## THE REQUEST:
Each entry must be reproduced precisely as it stands.

## DATA FOR THIS TASK:
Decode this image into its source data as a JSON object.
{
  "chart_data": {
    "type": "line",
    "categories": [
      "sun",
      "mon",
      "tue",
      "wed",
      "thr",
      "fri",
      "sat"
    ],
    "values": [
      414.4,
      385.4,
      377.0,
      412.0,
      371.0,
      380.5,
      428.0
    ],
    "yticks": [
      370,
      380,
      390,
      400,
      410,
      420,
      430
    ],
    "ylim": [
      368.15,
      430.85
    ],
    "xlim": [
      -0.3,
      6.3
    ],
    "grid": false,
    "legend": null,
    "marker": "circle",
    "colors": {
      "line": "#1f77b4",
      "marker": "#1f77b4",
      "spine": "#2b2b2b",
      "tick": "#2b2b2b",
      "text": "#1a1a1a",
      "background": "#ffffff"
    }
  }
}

## COMPLETED EXERCISE:
Decode this image into its source data as a JSON object.
{
  "chart_data": {
    "type": "line",
    "categories": [
      "sun",
      "mon",
      "tue",
      "wed",
      "thr",
      "fri",
      "sat"
    ],
    "values": [
      414.4,
      385.4,
      377.0,
      412.0,
      371.0,
      380.5,
      428.0
    ],
    "yticks": [
      370,
      380,
      390,
      400,
      410,
      420,
      430
    ],
    "ylim": [
      368.15,
      430.85
    ],
    "xlim": [
      -0.3,
      6.3
    ],
    "grid": false,
    "legend": null,
    "marker": "circle",
    "colors": {
      "line": "#1f77b4",
      "marker": "#1f77b4",
      "spine": "#2b2b2b",
      "tick": "#2b2b2b",
      "text": "#1a1a1a",
      "background": "#ffffff"
    }
  }
}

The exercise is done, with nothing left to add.